Exercise data:
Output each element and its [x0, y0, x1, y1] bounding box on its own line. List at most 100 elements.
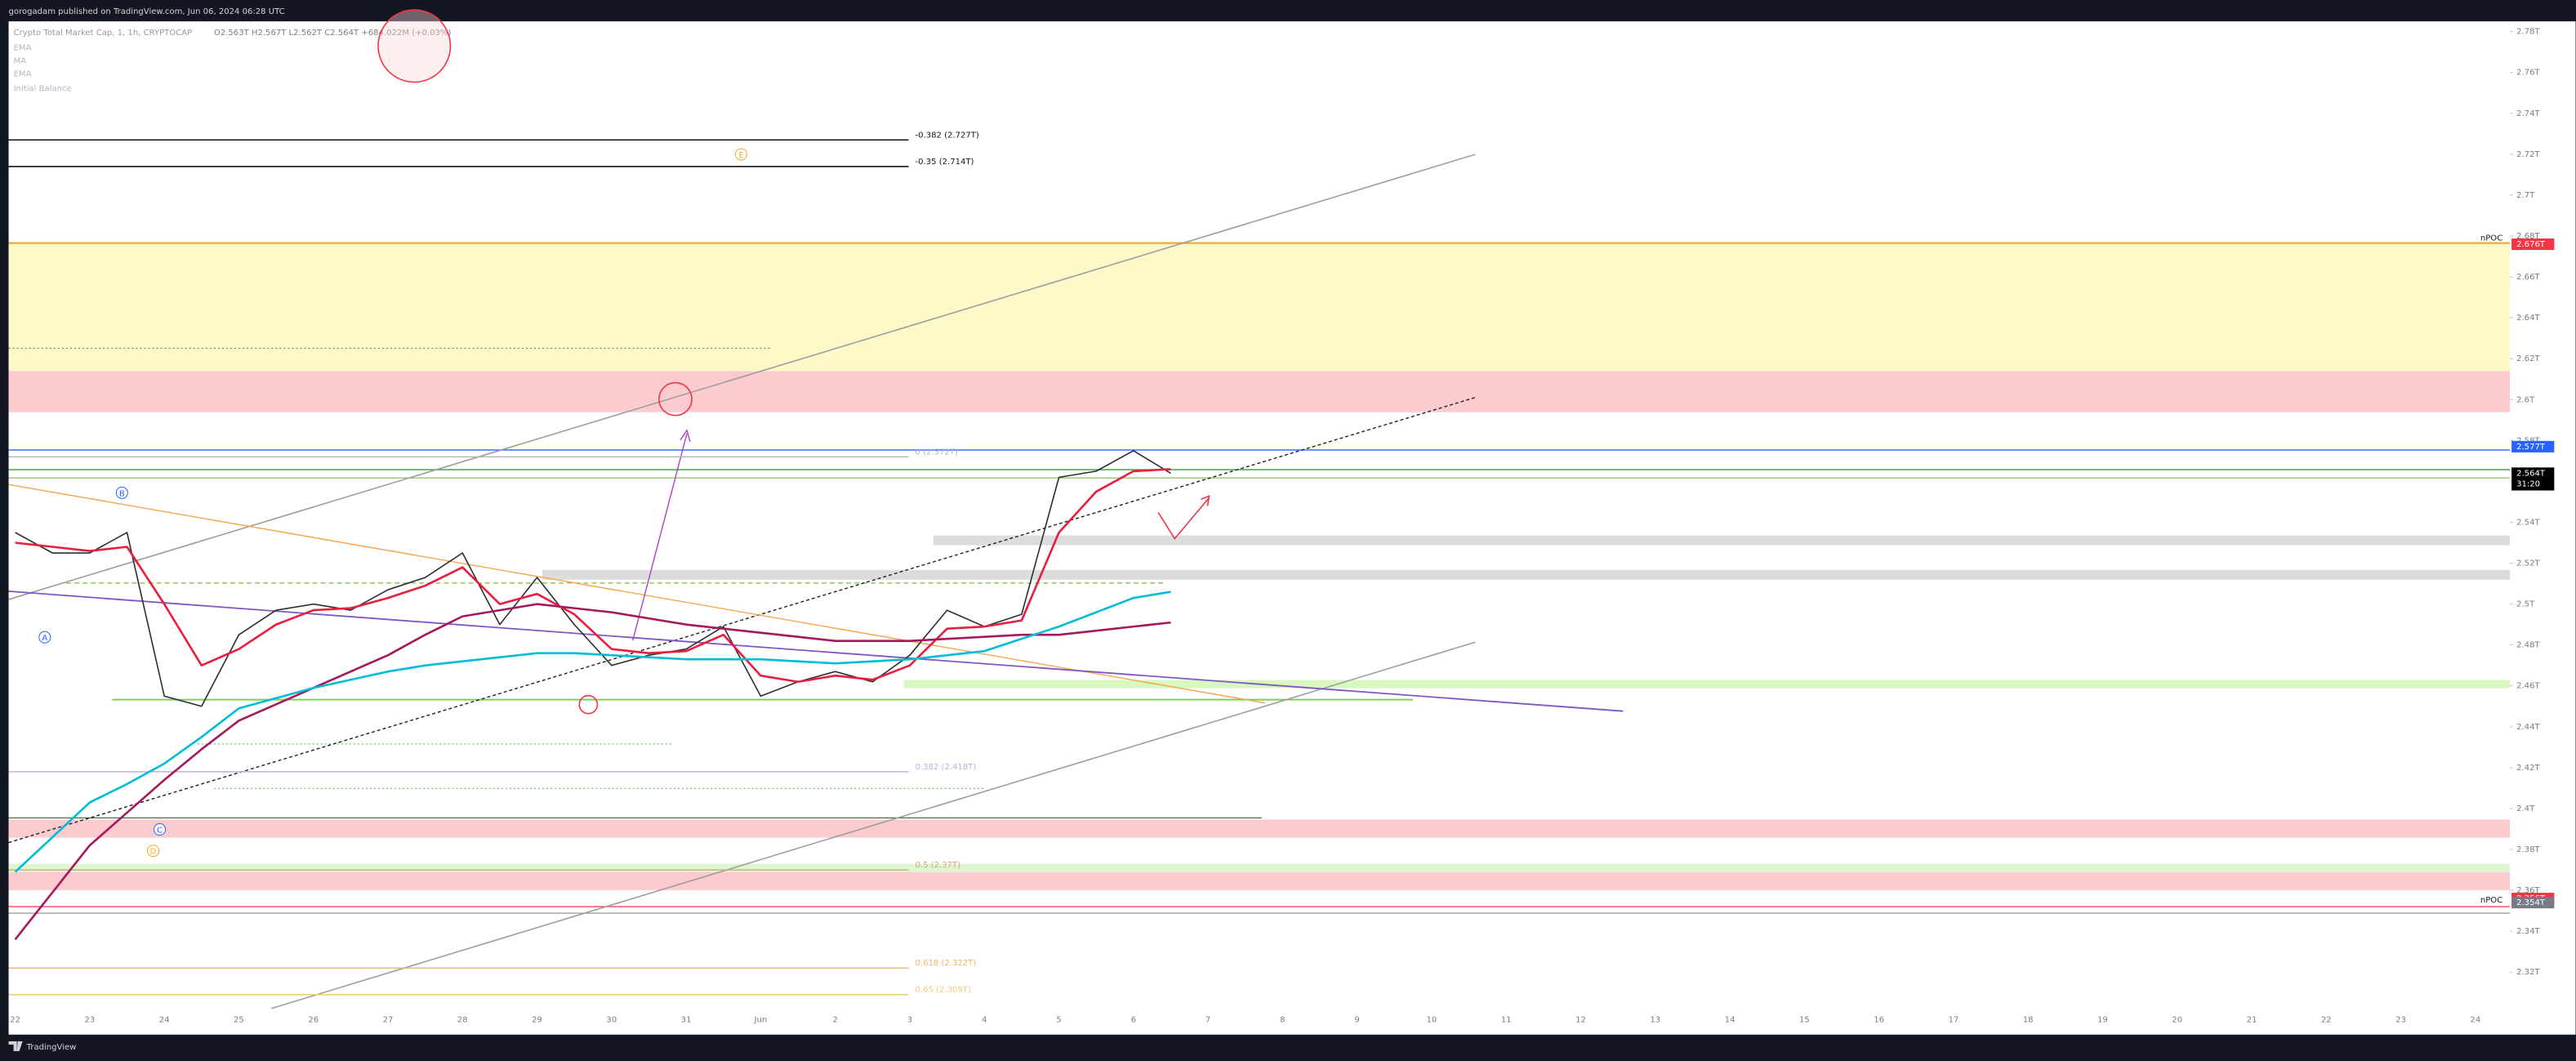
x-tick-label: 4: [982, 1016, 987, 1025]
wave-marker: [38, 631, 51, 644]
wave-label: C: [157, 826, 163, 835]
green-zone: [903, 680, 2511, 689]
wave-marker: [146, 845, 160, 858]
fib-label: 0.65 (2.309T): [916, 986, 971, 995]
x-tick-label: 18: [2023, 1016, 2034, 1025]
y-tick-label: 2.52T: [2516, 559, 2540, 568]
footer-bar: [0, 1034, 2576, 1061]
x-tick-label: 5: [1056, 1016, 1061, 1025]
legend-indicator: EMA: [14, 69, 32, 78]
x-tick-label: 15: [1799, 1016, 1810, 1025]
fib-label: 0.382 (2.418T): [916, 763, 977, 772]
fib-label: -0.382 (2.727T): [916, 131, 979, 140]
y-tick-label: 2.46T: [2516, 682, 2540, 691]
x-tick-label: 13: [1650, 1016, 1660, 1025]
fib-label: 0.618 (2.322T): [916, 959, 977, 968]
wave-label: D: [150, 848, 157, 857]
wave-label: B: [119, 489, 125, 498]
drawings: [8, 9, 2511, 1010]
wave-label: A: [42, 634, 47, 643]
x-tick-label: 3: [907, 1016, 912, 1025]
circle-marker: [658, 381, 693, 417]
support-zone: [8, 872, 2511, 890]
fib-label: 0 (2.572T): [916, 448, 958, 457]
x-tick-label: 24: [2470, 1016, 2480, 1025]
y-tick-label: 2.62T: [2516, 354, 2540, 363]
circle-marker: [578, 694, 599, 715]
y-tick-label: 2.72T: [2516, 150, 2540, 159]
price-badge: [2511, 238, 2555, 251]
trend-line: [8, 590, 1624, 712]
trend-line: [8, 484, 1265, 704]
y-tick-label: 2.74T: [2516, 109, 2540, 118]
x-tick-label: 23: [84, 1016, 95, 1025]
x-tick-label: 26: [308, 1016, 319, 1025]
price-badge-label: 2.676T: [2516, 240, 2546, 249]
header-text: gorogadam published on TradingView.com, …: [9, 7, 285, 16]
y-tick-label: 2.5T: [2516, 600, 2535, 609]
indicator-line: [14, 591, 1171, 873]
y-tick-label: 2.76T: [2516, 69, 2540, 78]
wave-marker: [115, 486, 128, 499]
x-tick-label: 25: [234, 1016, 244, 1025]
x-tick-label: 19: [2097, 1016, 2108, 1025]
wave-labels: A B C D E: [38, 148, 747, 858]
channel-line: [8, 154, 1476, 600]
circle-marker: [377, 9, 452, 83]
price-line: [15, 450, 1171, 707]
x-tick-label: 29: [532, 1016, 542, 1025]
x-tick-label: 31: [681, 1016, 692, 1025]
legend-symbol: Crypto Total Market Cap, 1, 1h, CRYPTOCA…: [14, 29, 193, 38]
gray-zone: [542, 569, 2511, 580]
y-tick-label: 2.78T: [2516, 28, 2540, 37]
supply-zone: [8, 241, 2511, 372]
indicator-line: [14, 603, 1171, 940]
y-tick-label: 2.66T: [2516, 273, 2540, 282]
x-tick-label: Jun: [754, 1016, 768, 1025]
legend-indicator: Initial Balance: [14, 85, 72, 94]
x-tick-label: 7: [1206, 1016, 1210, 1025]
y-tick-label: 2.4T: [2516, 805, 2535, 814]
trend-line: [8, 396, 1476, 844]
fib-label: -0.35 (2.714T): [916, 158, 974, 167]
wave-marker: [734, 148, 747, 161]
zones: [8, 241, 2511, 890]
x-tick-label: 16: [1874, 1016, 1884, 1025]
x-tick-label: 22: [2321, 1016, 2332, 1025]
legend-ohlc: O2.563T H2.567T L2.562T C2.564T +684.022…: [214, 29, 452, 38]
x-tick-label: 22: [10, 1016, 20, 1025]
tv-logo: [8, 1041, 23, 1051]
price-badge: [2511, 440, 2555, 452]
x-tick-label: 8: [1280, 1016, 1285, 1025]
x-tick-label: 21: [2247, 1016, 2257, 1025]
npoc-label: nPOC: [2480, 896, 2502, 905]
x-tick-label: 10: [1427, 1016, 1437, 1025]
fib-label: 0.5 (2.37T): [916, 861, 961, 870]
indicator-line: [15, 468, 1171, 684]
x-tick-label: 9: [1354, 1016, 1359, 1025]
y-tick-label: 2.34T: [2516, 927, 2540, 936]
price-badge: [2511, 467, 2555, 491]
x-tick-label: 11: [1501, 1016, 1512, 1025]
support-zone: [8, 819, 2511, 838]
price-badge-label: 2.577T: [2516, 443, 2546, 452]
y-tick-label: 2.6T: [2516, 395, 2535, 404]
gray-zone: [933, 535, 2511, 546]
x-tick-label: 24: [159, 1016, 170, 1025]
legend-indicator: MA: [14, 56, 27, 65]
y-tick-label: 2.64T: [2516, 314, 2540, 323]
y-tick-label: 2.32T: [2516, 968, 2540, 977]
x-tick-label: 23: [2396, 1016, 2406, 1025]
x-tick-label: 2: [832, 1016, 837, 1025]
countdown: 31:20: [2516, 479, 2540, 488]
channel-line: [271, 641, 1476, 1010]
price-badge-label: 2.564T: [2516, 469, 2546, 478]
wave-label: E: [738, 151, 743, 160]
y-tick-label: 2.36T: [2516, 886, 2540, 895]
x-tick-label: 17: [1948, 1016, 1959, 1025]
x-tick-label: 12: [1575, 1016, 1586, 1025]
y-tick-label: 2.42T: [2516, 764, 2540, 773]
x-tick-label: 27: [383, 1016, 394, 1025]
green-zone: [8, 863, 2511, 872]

Task statement:
Count the lines in the entries above that contain the string "marker", matching case exactly. Reply with the number alone.

Full response:
7